:: GOAL OF THE EXERCISE ::
Reproduce all of the listing below without alteration.

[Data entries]
++++++

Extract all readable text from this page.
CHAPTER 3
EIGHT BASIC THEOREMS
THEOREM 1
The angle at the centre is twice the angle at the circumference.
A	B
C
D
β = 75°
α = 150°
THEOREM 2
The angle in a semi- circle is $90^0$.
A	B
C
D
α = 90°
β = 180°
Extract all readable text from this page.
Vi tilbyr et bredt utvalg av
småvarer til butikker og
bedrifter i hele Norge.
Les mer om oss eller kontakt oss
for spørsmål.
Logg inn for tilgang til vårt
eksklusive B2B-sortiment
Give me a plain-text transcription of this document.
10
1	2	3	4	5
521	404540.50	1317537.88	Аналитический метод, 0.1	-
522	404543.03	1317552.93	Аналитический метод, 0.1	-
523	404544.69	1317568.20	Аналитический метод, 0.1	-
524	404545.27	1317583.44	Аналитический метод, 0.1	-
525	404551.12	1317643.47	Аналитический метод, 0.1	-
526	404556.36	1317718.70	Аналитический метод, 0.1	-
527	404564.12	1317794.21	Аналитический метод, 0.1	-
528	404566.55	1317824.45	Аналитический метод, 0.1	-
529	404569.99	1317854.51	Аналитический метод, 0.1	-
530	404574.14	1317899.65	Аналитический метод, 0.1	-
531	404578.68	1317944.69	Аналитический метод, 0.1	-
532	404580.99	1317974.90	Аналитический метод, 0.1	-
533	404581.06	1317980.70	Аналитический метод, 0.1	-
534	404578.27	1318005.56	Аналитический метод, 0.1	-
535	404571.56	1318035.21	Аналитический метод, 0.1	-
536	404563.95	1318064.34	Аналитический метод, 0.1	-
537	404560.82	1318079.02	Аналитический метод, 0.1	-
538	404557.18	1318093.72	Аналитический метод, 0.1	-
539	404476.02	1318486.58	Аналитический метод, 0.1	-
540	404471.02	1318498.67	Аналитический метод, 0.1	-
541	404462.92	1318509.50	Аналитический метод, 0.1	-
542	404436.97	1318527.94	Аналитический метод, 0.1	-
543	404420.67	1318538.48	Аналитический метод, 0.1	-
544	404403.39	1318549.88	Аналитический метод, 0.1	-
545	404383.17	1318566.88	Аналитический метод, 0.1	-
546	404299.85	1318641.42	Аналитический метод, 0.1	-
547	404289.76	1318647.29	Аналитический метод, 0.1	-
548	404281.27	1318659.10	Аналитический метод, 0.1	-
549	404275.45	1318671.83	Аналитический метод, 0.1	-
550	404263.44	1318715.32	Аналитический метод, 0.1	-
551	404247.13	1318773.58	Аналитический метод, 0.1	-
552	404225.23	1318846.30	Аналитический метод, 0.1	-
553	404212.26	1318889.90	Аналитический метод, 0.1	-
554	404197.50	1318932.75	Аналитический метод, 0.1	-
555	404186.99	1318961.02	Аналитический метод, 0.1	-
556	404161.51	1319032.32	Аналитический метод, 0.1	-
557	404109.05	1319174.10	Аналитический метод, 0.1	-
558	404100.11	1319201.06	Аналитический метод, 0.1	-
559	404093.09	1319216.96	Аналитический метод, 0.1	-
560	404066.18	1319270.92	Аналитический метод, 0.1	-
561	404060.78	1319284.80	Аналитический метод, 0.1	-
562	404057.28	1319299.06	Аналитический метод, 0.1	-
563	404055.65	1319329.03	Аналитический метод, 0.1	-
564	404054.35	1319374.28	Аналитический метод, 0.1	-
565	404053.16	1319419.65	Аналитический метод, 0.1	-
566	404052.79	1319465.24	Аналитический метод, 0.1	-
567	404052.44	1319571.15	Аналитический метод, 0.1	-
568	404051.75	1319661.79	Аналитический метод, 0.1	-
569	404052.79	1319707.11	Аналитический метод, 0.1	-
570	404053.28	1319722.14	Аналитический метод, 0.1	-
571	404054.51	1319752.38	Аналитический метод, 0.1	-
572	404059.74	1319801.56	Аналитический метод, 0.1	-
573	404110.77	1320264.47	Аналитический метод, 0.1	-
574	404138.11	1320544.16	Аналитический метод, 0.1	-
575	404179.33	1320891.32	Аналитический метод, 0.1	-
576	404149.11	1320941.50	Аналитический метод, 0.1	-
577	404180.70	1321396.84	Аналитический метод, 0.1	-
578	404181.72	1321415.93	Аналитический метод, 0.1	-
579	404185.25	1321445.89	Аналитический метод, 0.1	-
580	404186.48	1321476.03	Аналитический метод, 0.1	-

++++++

:: WRITTEN ANSWER ::
Extract all readable text from this page.
CHAPTER 3
EIGHT BASIC THEOREMS
THEOREM 1
The angle at the centre is twice the angle at the circumference.
A	B
C
D
β = 75°
α = 150°
THEOREM 2
The angle in a semi- circle is $90^0$.
A	B
C
D
α = 90°
β = 180°
Extract all readable text from this page.
Vi tilbyr et bredt utvalg av
småvarer til butikker og
bedrifter i hele Norge.
Les mer om oss eller kontakt oss
for spørsmål.
Logg inn for tilgang til vårt
eksklusive B2B-sortiment
Give me a plain-text transcription of this document.
10
1	2	3	4	5
521	404540.50	1317537.88	Аналитический метод, 0.1	-
522	404543.03	1317552.93	Аналитический метод, 0.1	-
523	404544.69	1317568.20	Аналитический метод, 0.1	-
524	404545.27	1317583.44	Аналитический метод, 0.1	-
525	404551.12	1317643.47	Аналитический метод, 0.1	-
526	404556.36	1317718.70	Аналитический метод, 0.1	-
527	404564.12	1317794.21	Аналитический метод, 0.1	-
528	404566.55	1317824.45	Аналитический метод, 0.1	-
529	404569.99	1317854.51	Аналитический метод, 0.1	-
530	404574.14	1317899.65	Аналитический метод, 0.1	-
531	404578.68	1317944.69	Аналитический метод, 0.1	-
532	404580.99	1317974.90	Аналитический метод, 0.1	-
533	404581.06	1317980.70	Аналитический метод, 0.1	-
534	404578.27	1318005.56	Аналитический метод, 0.1	-
535	404571.56	1318035.21	Аналитический метод, 0.1	-
536	404563.95	1318064.34	Аналитический метод, 0.1	-
537	404560.82	1318079.02	Аналитический метод, 0.1	-
538	404557.18	1318093.72	Аналитический метод, 0.1	-
539	404476.02	1318486.58	Аналитический метод, 0.1	-
540	404471.02	1318498.67	Аналитический метод, 0.1	-
541	404462.92	1318509.50	Аналитический метод, 0.1	-
542	404436.97	1318527.94	Аналитический метод, 0.1	-
543	404420.67	1318538.48	Аналитический метод, 0.1	-
544	404403.39	1318549.88	Аналитический метод, 0.1	-
545	404383.17	1318566.88	Аналитический метод, 0.1	-
546	404299.85	1318641.42	Аналитический метод, 0.1	-
547	404289.76	1318647.29	Аналитический метод, 0.1	-
548	404281.27	1318659.10	Аналитический метод, 0.1	-
549	404275.45	1318671.83	Аналитический метод, 0.1	-
550	404263.44	1318715.32	Аналитический метод, 0.1	-
551	404247.13	1318773.58	Аналитический метод, 0.1	-
552	404225.23	1318846.30	Аналитический метод, 0.1	-
553	404212.26	1318889.90	Аналитический метод, 0.1	-
554	404197.50	1318932.75	Аналитический метод, 0.1	-
555	404186.99	1318961.02	Аналитический метод, 0.1	-
556	404161.51	1319032.32	Аналитический метод, 0.1	-
557	404109.05	1319174.10	Аналитический метод, 0.1	-
558	404100.11	1319201.06	Аналитический метод, 0.1	-
559	404093.09	1319216.96	Аналитический метод, 0.1	-
560	404066.18	1319270.92	Аналитический метод, 0.1	-
561	404060.78	1319284.80	Аналитический метод, 0.1	-
562	404057.28	1319299.06	Аналитический метод, 0.1	-
563	404055.65	1319329.03	Аналитический метод, 0.1	-
564	404054.35	1319374.28	Аналитический метод, 0.1	-
565	404053.16	1319419.65	Аналитический метод, 0.1	-
566	404052.79	1319465.24	Аналитический метод, 0.1	-
567	404052.44	1319571.15	Аналитический метод, 0.1	-
568	404051.75	1319661.79	Аналитический метод, 0.1	-
569	404052.79	1319707.11	Аналитический метод, 0.1	-
570	404053.28	1319722.14	Аналитический метод, 0.1	-
571	404054.51	1319752.38	Аналитический метод, 0.1	-
572	404059.74	1319801.56	Аналитический метод, 0.1	-
573	404110.77	1320264.47	Аналитический метод, 0.1	-
574	404138.11	1320544.16	Аналитический метод, 0.1	-
575	404179.33	1320891.32	Аналитический метод, 0.1	-
576	404149.11	1320941.50	Аналитический метод, 0.1	-
577	404180.70	1321396.84	Аналитический метод, 0.1	-
578	404181.72	1321415.93	Аналитический метод, 0.1	-
579	404185.25	1321445.89	Аналитический метод, 0.1	-
580	404186.48	1321476.03	Аналитический метод, 0.1	-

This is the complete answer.